===== Supplied records =====
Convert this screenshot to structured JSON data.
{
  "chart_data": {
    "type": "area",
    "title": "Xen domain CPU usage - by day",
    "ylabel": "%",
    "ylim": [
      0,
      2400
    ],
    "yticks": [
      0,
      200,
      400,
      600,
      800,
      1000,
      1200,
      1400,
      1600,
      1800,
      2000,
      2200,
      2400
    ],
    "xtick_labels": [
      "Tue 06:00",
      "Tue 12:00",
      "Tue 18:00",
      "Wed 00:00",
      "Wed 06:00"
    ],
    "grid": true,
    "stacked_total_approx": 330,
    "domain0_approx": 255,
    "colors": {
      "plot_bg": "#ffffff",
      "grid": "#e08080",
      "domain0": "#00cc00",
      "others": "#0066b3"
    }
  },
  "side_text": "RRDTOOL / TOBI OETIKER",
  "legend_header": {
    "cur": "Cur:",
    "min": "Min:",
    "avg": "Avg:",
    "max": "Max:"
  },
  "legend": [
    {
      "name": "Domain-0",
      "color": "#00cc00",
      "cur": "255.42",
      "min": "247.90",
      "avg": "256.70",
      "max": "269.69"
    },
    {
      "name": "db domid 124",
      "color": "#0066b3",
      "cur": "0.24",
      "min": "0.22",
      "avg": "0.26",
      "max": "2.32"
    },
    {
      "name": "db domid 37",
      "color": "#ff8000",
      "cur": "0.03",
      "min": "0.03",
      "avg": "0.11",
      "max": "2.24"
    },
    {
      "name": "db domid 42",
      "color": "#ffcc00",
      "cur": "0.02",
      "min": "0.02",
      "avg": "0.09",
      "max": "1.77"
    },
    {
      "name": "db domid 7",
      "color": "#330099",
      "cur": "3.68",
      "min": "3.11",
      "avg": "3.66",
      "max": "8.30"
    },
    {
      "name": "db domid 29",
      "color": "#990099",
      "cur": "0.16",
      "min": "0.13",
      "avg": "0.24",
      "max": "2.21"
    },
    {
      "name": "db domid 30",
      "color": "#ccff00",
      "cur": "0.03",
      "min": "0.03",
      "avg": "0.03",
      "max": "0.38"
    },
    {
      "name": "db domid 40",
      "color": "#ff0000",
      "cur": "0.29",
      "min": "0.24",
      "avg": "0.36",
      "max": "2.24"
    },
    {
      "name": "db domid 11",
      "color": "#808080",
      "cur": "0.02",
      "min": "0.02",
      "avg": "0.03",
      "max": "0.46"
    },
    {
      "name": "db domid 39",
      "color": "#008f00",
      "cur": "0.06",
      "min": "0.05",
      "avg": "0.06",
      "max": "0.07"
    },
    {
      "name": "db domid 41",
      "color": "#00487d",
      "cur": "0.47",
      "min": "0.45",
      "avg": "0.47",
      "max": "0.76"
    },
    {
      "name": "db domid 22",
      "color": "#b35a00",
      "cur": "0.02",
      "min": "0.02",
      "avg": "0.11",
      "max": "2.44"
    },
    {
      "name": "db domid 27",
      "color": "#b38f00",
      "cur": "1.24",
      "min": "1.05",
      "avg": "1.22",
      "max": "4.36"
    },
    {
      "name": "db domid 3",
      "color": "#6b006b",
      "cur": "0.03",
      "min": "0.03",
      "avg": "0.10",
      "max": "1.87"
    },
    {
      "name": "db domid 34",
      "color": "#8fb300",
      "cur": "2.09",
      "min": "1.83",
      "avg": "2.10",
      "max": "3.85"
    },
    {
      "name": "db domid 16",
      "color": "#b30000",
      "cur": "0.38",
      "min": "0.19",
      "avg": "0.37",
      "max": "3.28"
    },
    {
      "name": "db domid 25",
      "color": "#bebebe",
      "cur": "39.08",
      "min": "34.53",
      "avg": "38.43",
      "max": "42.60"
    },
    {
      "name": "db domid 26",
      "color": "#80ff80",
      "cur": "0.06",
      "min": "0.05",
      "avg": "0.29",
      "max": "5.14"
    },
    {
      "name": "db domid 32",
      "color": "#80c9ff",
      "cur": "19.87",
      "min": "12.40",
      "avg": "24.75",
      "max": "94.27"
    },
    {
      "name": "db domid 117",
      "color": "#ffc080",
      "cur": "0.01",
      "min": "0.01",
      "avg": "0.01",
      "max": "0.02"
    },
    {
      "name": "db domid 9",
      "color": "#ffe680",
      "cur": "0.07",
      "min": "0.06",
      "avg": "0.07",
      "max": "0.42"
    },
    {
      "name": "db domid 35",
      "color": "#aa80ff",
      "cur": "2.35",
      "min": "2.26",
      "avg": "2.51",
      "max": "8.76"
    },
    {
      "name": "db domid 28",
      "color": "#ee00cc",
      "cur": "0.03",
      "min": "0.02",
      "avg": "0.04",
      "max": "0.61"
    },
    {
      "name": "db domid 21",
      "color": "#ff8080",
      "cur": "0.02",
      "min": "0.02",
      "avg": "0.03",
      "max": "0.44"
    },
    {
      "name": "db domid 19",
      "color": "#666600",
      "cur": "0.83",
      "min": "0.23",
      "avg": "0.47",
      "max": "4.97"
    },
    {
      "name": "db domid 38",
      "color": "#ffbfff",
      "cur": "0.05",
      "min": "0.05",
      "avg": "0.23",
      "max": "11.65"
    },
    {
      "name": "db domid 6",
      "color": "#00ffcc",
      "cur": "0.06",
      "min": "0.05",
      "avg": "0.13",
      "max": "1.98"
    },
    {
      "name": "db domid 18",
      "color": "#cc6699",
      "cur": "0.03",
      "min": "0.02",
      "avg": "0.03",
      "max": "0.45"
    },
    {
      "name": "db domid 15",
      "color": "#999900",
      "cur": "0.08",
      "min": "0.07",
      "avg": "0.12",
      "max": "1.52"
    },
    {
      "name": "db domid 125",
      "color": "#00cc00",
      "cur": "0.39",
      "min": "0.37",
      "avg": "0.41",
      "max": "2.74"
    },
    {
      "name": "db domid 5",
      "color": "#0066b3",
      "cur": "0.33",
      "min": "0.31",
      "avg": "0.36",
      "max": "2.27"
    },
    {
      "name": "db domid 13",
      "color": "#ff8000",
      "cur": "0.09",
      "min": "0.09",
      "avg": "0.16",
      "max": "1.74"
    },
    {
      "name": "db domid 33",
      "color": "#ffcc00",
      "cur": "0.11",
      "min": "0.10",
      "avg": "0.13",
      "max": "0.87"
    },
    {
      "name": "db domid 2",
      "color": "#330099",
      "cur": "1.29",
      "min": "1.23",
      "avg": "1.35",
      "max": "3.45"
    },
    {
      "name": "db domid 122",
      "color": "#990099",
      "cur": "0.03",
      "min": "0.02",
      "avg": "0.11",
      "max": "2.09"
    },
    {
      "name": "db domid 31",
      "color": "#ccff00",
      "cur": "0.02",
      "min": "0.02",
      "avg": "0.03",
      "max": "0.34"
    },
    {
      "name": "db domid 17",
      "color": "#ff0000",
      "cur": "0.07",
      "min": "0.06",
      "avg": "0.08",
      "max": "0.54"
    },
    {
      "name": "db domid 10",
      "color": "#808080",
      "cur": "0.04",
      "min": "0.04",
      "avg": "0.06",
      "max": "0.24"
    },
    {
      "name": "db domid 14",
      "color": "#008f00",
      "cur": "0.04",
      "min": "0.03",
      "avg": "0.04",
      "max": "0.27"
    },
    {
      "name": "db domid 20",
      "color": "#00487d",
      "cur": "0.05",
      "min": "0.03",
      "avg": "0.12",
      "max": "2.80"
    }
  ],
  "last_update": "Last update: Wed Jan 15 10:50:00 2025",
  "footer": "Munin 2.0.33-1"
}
=====
Task goal:
Reproduce all of the entries word for word.

Complete answer:
Convert this screenshot to structured JSON data.
{
  "chart_data": {
    "type": "area",
    "title": "Xen domain CPU usage - by day",
    "ylabel": "%",
    "ylim": [
      0,
      2400
    ],
    "yticks": [
      0,
      200,
      400,
      600,
      800,
      1000,
      1200,
      1400,
      1600,
      1800,
      2000,
      2200,
      2400
    ],
    "xtick_labels": [
      "Tue 06:00",
      "Tue 12:00",
      "Tue 18:00",
      "Wed 00:00",
      "Wed 06:00"
    ],
    "grid": true,
    "stacked_total_approx": 330,
    "domain0_approx": 255,
    "colors": {
      "plot_bg": "#ffffff",
      "grid": "#e08080",
      "domain0": "#00cc00",
      "others": "#0066b3"
    }
  },
  "side_text": "RRDTOOL / TOBI OETIKER",
  "legend_header": {
    "cur": "Cur:",
    "min": "Min:",
    "avg": "Avg:",
    "max": "Max:"
  },
  "legend": [
    {
      "name": "Domain-0",
      "color": "#00cc00",
      "cur": "255.42",
      "min": "247.90",
      "avg": "256.70",
      "max": "269.69"
    },
    {
      "name": "db domid 124",
      "color": "#0066b3",
      "cur": "0.24",
      "min": "0.22",
      "avg": "0.26",
      "max": "2.32"
    },
    {
      "name": "db domid 37",
      "color": "#ff8000",
      "cur": "0.03",
      "min": "0.03",
      "avg": "0.11",
      "max": "2.24"
    },
    {
      "name": "db domid 42",
      "color": "#ffcc00",
      "cur": "0.02",
      "min": "0.02",
      "avg": "0.09",
      "max": "1.77"
    },
    {
      "name": "db domid 7",
      "color": "#330099",
      "cur": "3.68",
      "min": "3.11",
      "avg": "3.66",
      "max": "8.30"
    },
    {
      "name": "db domid 29",
      "color": "#990099",
      "cur": "0.16",
      "min": "0.13",
      "avg": "0.24",
      "max": "2.21"
    },
    {
      "name": "db domid 30",
      "color": "#ccff00",
      "cur": "0.03",
      "min": "0.03",
      "avg": "0.03",
      "max": "0.38"
    },
    {
      "name": "db domid 40",
      "color": "#ff0000",
      "cur": "0.29",
      "min": "0.24",
      "avg": "0.36",
      "max": "2.24"
    },
    {
      "name": "db domid 11",
      "color": "#808080",
      "cur": "0.02",
      "min": "0.02",
      "avg": "0.03",
      "max": "0.46"
    },
    {
      "name": "db domid 39",
      "color": "#008f00",
      "cur": "0.06",
      "min": "0.05",
      "avg": "0.06",
      "max": "0.07"
    },
    {
      "name": "db domid 41",
      "color": "#00487d",
      "cur": "0.47",
      "min": "0.45",
      "avg": "0.47",
      "max": "0.76"
    },
    {
      "name": "db domid 22",
      "color": "#b35a00",
      "cur": "0.02",
      "min": "0.02",
      "avg": "0.11",
      "max": "2.44"
    },
    {
      "name": "db domid 27",
      "color": "#b38f00",
      "cur": "1.24",
      "min": "1.05",
      "avg": "1.22",
      "max": "4.36"
    },
    {
      "name": "db domid 3",
      "color": "#6b006b",
      "cur": "0.03",
      "min": "0.03",
      "avg": "0.10",
      "max": "1.87"
    },
    {
      "name": "db domid 34",
      "color": "#8fb300",
      "cur": "2.09",
      "min": "1.83",
      "avg": "2.10",
      "max": "3.85"
    },
    {
      "name": "db domid 16",
      "color": "#b30000",
      "cur": "0.38",
      "min": "0.19",
      "avg": "0.37",
      "max": "3.28"
    },
    {
      "name": "db domid 25",
      "color": "#bebebe",
      "cur": "39.08",
      "min": "34.53",
      "avg": "38.43",
      "max": "42.60"
    },
    {
      "name": "db domid 26",
      "color": "#80ff80",
      "cur": "0.06",
      "min": "0.05",
      "avg": "0.29",
      "max": "5.14"
    },
    {
      "name": "db domid 32",
      "color": "#80c9ff",
      "cur": "19.87",
      "min": "12.40",
      "avg": "24.75",
      "max": "94.27"
    },
    {
      "name": "db domid 117",
      "color": "#ffc080",
      "cur": "0.01",
      "min": "0.01",
      "avg": "0.01",
      "max": "0.02"
    },
    {
      "name": "db domid 9",
      "color": "#ffe680",
      "cur": "0.07",
      "min": "0.06",
      "avg": "0.07",
      "max": "0.42"
    },
    {
      "name": "db domid 35",
      "color": "#aa80ff",
      "cur": "2.35",
      "min": "2.26",
      "avg": "2.51",
      "max": "8.76"
    },
    {
      "name": "db domid 28",
      "color": "#ee00cc",
      "cur": "0.03",
      "min": "0.02",
      "avg": "0.04",
      "max": "0.61"
    },
    {
      "name": "db domid 21",
      "color": "#ff8080",
      "cur": "0.02",
      "min": "0.02",
      "avg": "0.03",
      "max": "0.44"
    },
    {
      "name": "db domid 19",
      "color": "#666600",
      "cur": "0.83",
      "min": "0.23",
      "avg": "0.47",
      "max": "4.97"
    },
    {
      "name": "db domid 38",
      "color": "#ffbfff",
      "cur": "0.05",
      "min": "0.05",
      "avg": "0.23",
      "max": "11.65"
    },
    {
      "name": "db domid 6",
      "color": "#00ffcc",
      "cur": "0.06",
      "min": "0.05",
      "avg": "0.13",
      "max": "1.98"
    },
    {
      "name": "db domid 18",
      "color": "#cc6699",
      "cur": "0.03",
      "min": "0.02",
      "avg": "0.03",
      "max": "0.45"
    },
    {
      "name": "db domid 15",
      "color": "#999900",
      "cur": "0.08",
      "min": "0.07",
      "avg": "0.12",
      "max": "1.52"
    },
    {
      "name": "db domid 125",
      "color": "#00cc00",
      "cur": "0.39",
      "min": "0.37",
      "avg": "0.41",
      "max": "2.74"
    },
    {
      "name": "db domid 5",
      "color": "#0066b3",
      "cur": "0.33",
      "min": "0.31",
      "avg": "0.36",
      "max": "2.27"
    },
    {
      "name": "db domid 13",
      "color": "#ff8000",
      "cur": "0.09",
      "min": "0.09",
      "avg": "0.16",
      "max": "1.74"
    },
    {
      "name": "db domid 33",
      "color": "#ffcc00",
      "cur": "0.11",
      "min": "0.10",
      "avg": "0.13",
      "max": "0.87"
    },
    {
      "name": "db domid 2",
      "color": "#330099",
      "cur": "1.29",
      "min": "1.23",
      "avg": "1.35",
      "max": "3.45"
    },
    {
      "name": "db domid 122",
      "color": "#990099",
      "cur": "0.03",
      "min": "0.02",
      "avg": "0.11",
      "max": "2.09"
    },
    {
      "name": "db domid 31",
      "color": "#ccff00",
      "cur": "0.02",
      "min": "0.02",
      "avg": "0.03",
      "max": "0.34"
    },
    {
      "name": "db domid 17",
      "color": "#ff0000",
      "cur": "0.07",
      "min": "0.06",
      "avg": "0.08",
      "max": "0.54"
    },
    {
      "name": "db domid 10",
      "color": "#808080",
      "cur": "0.04",
      "min": "0.04",
      "avg": "0.06",
      "max": "0.24"
    },
    {
      "name": "db domid 14",
      "color": "#008f00",
      "cur": "0.04",
      "min": "0.03",
      "avg": "0.04",
      "max": "0.27"
    },
    {
      "name": "db domid 20",
      "color": "#00487d",
      "cur": "0.05",
      "min": "0.03",
      "avg": "0.12",
      "max": "2.80"
    }
  ],
  "last_update": "Last update: Wed Jan 15 10:50:00 2025",
  "footer": "Munin 2.0.33-1"
}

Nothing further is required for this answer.